Extracts from a graphics dataset:
****

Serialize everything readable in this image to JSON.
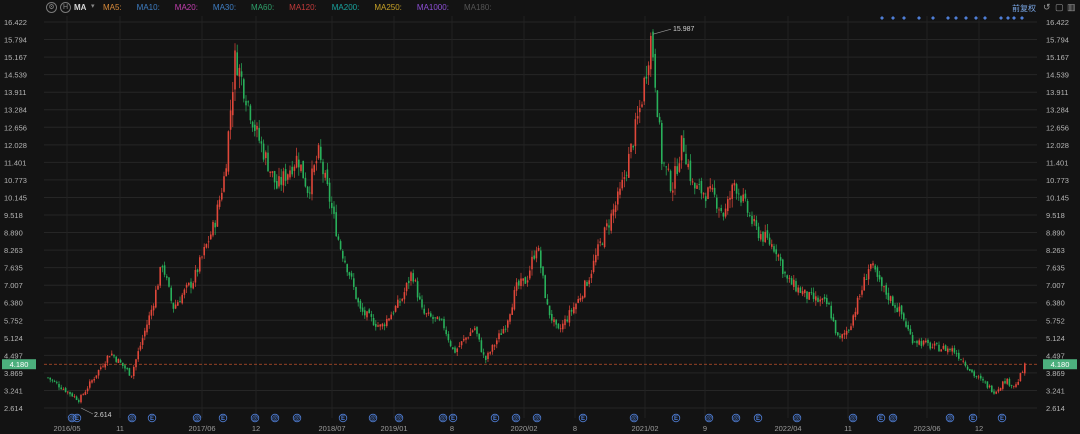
{
  "toolbar": {
    "settings_icon": "gear-icon",
    "help_icon": "circle-h-icon",
    "indicator": "MA",
    "ma_legend": [
      {
        "label": "MA5:",
        "color": "#d88a3a"
      },
      {
        "label": "MA10:",
        "color": "#3f7fc5"
      },
      {
        "label": "MA20:",
        "color": "#c43fb0"
      },
      {
        "label": "MA30:",
        "color": "#3f7fc5"
      },
      {
        "label": "MA60:",
        "color": "#2ea06a"
      },
      {
        "label": "MA120:",
        "color": "#c13a3a"
      },
      {
        "label": "MA200:",
        "color": "#19a5a0"
      },
      {
        "label": "MA250:",
        "color": "#c7a227"
      },
      {
        "label": "MA1000:",
        "color": "#8d4fd6"
      },
      {
        "label": "MA180:",
        "color": "#555555"
      }
    ],
    "adjust_label": "前复权",
    "right_icons": [
      "undo-icon",
      "window-icon",
      "bars-icon"
    ]
  },
  "chart_data": {
    "type": "candlestick",
    "title": "",
    "y_ticks": [
      "16.422",
      "15.794",
      "15.167",
      "14.539",
      "13.911",
      "13.284",
      "12.656",
      "12.028",
      "11.401",
      "10.773",
      "10.145",
      "9.518",
      "8.890",
      "8.263",
      "7.635",
      "7.007",
      "6.380",
      "5.752",
      "5.124",
      "4.497",
      "3.869",
      "3.241",
      "2.614"
    ],
    "ylim": [
      2.614,
      16.422
    ],
    "x_labels": [
      "2016/05",
      "11",
      "2017/06",
      "12",
      "2018/07",
      "2019/01",
      "8",
      "2020/02",
      "8",
      "2021/02",
      "9",
      "2022/04",
      "11",
      "2023/06",
      "12"
    ],
    "current_price": "4.180",
    "current_price_color": "#4caf7d",
    "up_color": "#e0473a",
    "down_color": "#28b05a",
    "annotations": [
      {
        "label": "15.987",
        "type": "high"
      },
      {
        "label": "2.614",
        "type": "low"
      }
    ],
    "price_path": [
      [
        "2016/05",
        3.7
      ],
      [
        "2016/08",
        2.9
      ],
      [
        "2016/11",
        4.6
      ],
      [
        "2017/01",
        3.8
      ],
      [
        "2017/03",
        6.2
      ],
      [
        "2017/04",
        7.8
      ],
      [
        "2017/05",
        6.2
      ],
      [
        "2017/07",
        7.2
      ],
      [
        "2017/09",
        9.2
      ],
      [
        "2017/10",
        11.0
      ],
      [
        "2017/11",
        15.2
      ],
      [
        "2018/01",
        12.5
      ],
      [
        "2018/03",
        10.5
      ],
      [
        "2018/05",
        11.6
      ],
      [
        "2018/06",
        10.4
      ],
      [
        "2018/07",
        11.7
      ],
      [
        "2018/08",
        10.2
      ],
      [
        "2018/09",
        8.5
      ],
      [
        "2018/10",
        7.4
      ],
      [
        "2018/11",
        6.1
      ],
      [
        "2019/01",
        5.5
      ],
      [
        "2019/03",
        6.5
      ],
      [
        "2019/04",
        7.5
      ],
      [
        "2019/05",
        6.0
      ],
      [
        "2019/07",
        5.6
      ],
      [
        "2019/08",
        4.6
      ],
      [
        "2019/10",
        5.5
      ],
      [
        "2019/11",
        4.3
      ],
      [
        "2020/01",
        5.6
      ],
      [
        "2020/02",
        6.9
      ],
      [
        "2020/03",
        7.2
      ],
      [
        "2020/04",
        8.5
      ],
      [
        "2020/05",
        6.2
      ],
      [
        "2020/06",
        5.3
      ],
      [
        "2020/08",
        6.5
      ],
      [
        "2020/09",
        7.3
      ],
      [
        "2020/10",
        8.4
      ],
      [
        "2020/12",
        10.3
      ],
      [
        "2021/01",
        11.8
      ],
      [
        "2021/02",
        13.5
      ],
      [
        "2021/03",
        15.99
      ],
      [
        "2021/04",
        11.5
      ],
      [
        "2021/05",
        10.5
      ],
      [
        "2021/06",
        12.2
      ],
      [
        "2021/07",
        10.5
      ],
      [
        "2021/09",
        10.2
      ],
      [
        "2021/10",
        9.5
      ],
      [
        "2021/11",
        10.7
      ],
      [
        "2022/01",
        9.0
      ],
      [
        "2022/03",
        8.3
      ],
      [
        "2022/04",
        7.2
      ],
      [
        "2022/06",
        6.6
      ],
      [
        "2022/08",
        6.3
      ],
      [
        "2022/09",
        5.0
      ],
      [
        "2022/10",
        5.5
      ],
      [
        "2022/11",
        6.6
      ],
      [
        "2022/12",
        7.8
      ],
      [
        "2023/01",
        7.0
      ],
      [
        "2023/03",
        6.0
      ],
      [
        "2023/04",
        5.1
      ],
      [
        "2023/06",
        4.8
      ],
      [
        "2023/08",
        4.7
      ],
      [
        "2023/09",
        4.3
      ],
      [
        "2023/10",
        3.8
      ],
      [
        "2023/12",
        3.2
      ],
      [
        "2024/01",
        3.6
      ],
      [
        "2024/02",
        3.4
      ],
      [
        "2024/03",
        4.18
      ]
    ],
    "events": [
      {
        "label": "@",
        "type": "dividend"
      },
      {
        "label": "E",
        "type": "earnings"
      },
      {
        "label": "@",
        "type": "dividend"
      },
      {
        "label": "E",
        "type": "earnings"
      },
      {
        "label": "@",
        "type": "dividend"
      },
      {
        "label": "E",
        "type": "earnings"
      },
      {
        "label": "@",
        "type": "dividend"
      },
      {
        "label": "@",
        "type": "dividend"
      },
      {
        "label": "@",
        "type": "dividend"
      },
      {
        "label": "E",
        "type": "earnings"
      },
      {
        "label": "@",
        "type": "dividend"
      },
      {
        "label": "@",
        "type": "dividend"
      },
      {
        "label": "@",
        "type": "dividend"
      },
      {
        "label": "E",
        "type": "earnings"
      },
      {
        "label": "E",
        "type": "earnings"
      },
      {
        "label": "@",
        "type": "dividend"
      },
      {
        "label": "@",
        "type": "dividend"
      },
      {
        "label": "E",
        "type": "earnings"
      },
      {
        "label": "@",
        "type": "dividend"
      },
      {
        "label": "E",
        "type": "earnings"
      },
      {
        "label": "@",
        "type": "dividend"
      },
      {
        "label": "@",
        "type": "dividend"
      },
      {
        "label": "E",
        "type": "earnings"
      },
      {
        "label": "@",
        "type": "dividend"
      },
      {
        "label": "@",
        "type": "dividend"
      },
      {
        "label": "E",
        "type": "earnings"
      },
      {
        "label": "@",
        "type": "dividend"
      },
      {
        "label": "@",
        "type": "dividend"
      },
      {
        "label": "E",
        "type": "earnings"
      },
      {
        "label": "E",
        "type": "earnings"
      }
    ]
  }
}
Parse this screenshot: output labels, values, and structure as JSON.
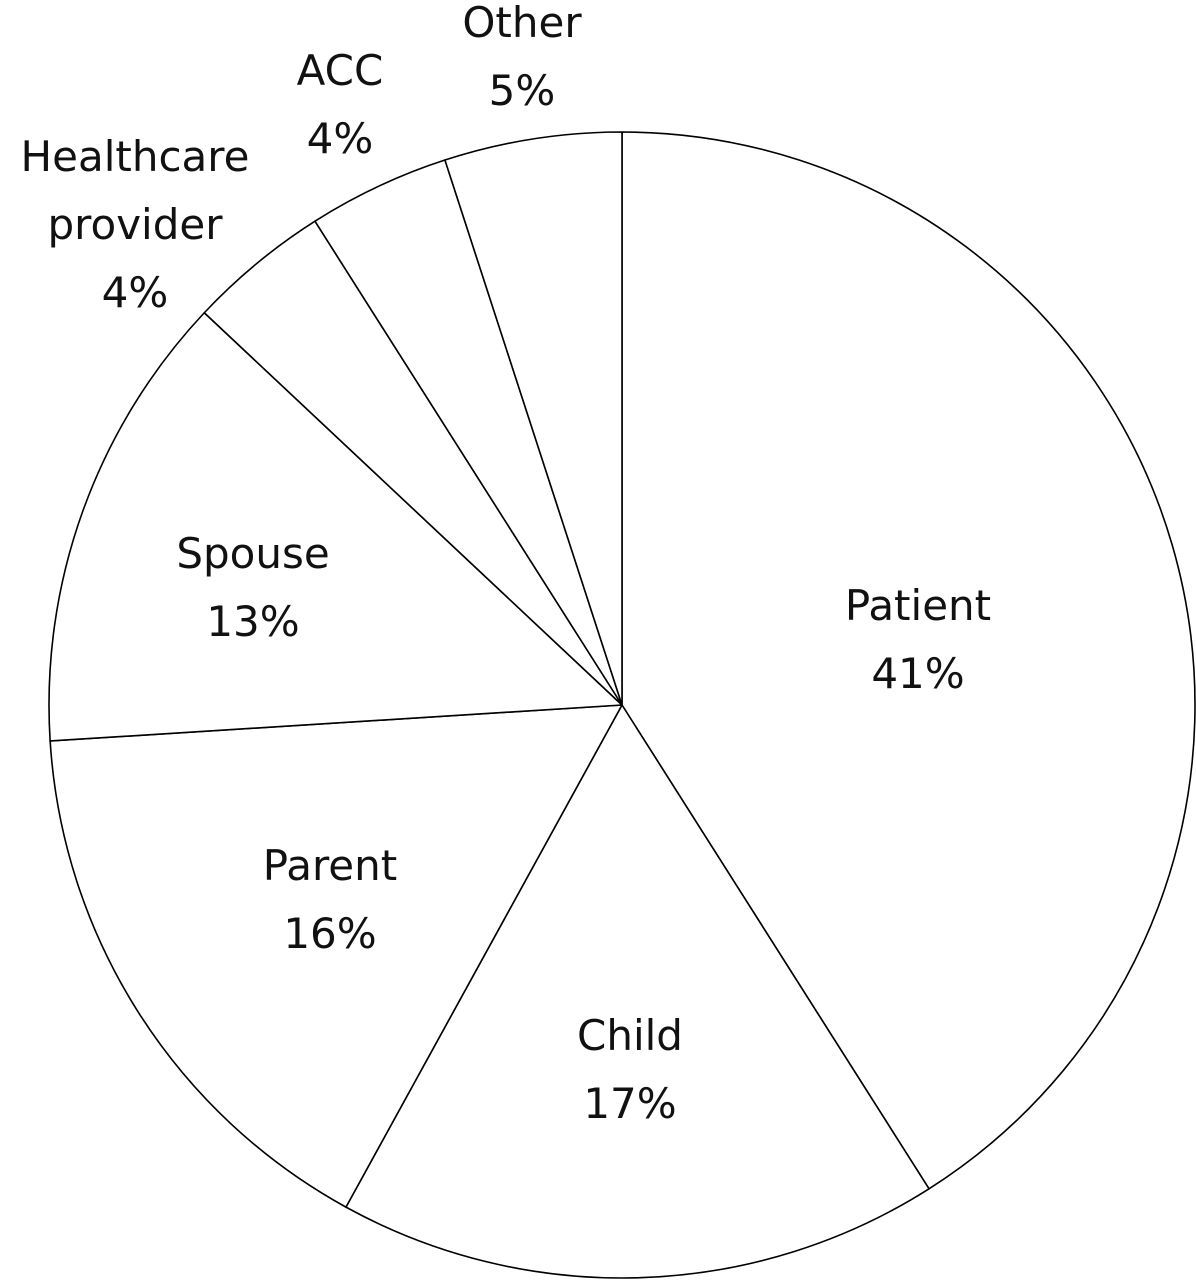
{
  "chart_data": {
    "type": "pie",
    "categories": [
      "Patient",
      "Child",
      "Parent",
      "Spouse",
      "Healthcare provider",
      "ACC",
      "Other"
    ],
    "values": [
      41,
      17,
      16,
      13,
      4,
      4,
      5
    ],
    "value_labels": [
      "41%",
      "17%",
      "16%",
      "13%",
      "4%",
      "4%",
      "5%"
    ],
    "color": "#ffffff"
  }
}
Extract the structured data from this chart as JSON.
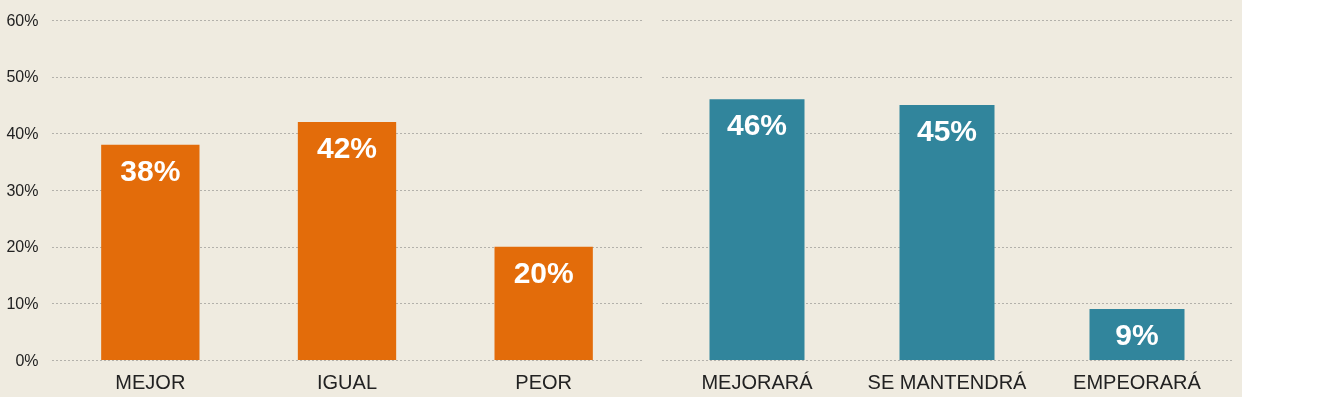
{
  "chart_data": [
    {
      "type": "bar",
      "categories": [
        "MEJOR",
        "IGUAL",
        "PEOR"
      ],
      "series": [
        {
          "color": "#e36c0a",
          "values": [
            38,
            42,
            20
          ]
        }
      ],
      "value_labels": [
        "38%",
        "42%",
        "20%"
      ],
      "ylim": [
        0,
        60
      ],
      "yticks": [
        {
          "value": 0,
          "label": "0%"
        },
        {
          "value": 10,
          "label": "10%"
        },
        {
          "value": 20,
          "label": "20%"
        },
        {
          "value": 30,
          "label": "30%"
        },
        {
          "value": 40,
          "label": "40%"
        },
        {
          "value": 50,
          "label": "50%"
        },
        {
          "value": 60,
          "label": "60%"
        }
      ],
      "grid": "y"
    },
    {
      "type": "bar",
      "categories": [
        "MEJORARÁ",
        "SE MANTENDRÁ",
        "EMPEORARÁ"
      ],
      "series": [
        {
          "color": "#31859c",
          "values": [
            46,
            45,
            9
          ]
        }
      ],
      "value_labels": [
        "46%",
        "45%",
        "9%"
      ],
      "ylim": [
        0,
        60
      ],
      "yticks": [
        0,
        10,
        20,
        30,
        40,
        50,
        60
      ],
      "grid": "y",
      "tick_labels": "x"
    }
  ]
}
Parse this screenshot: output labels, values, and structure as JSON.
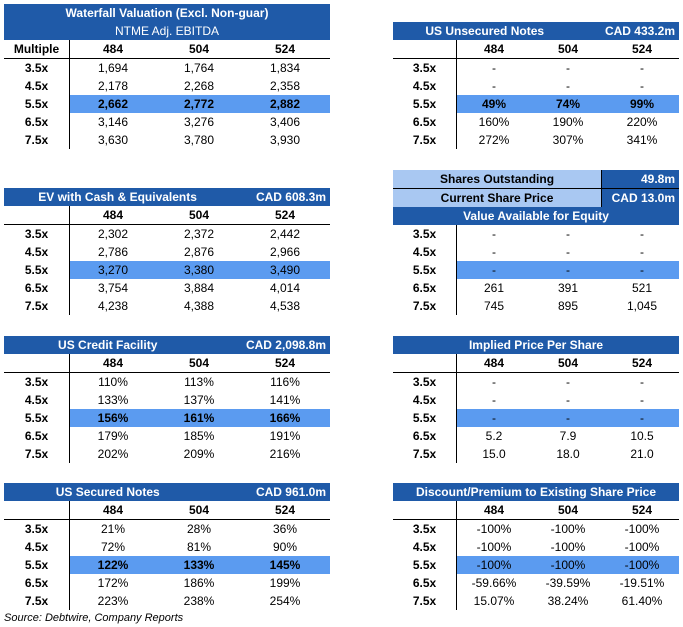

****

- **EXERCISE REQUIREMENTS**
Each line that holds the word "JSON" should be extracted from the records.

- **THE COMPLETED TASK**
Serialize everything readable in this image to JSON.
Parse this screenshot: output labels, values, and structure as JSON.
Extract the structured data from this chart as JSON.
Parse this screenshot: output labels, values, and structure as JSON.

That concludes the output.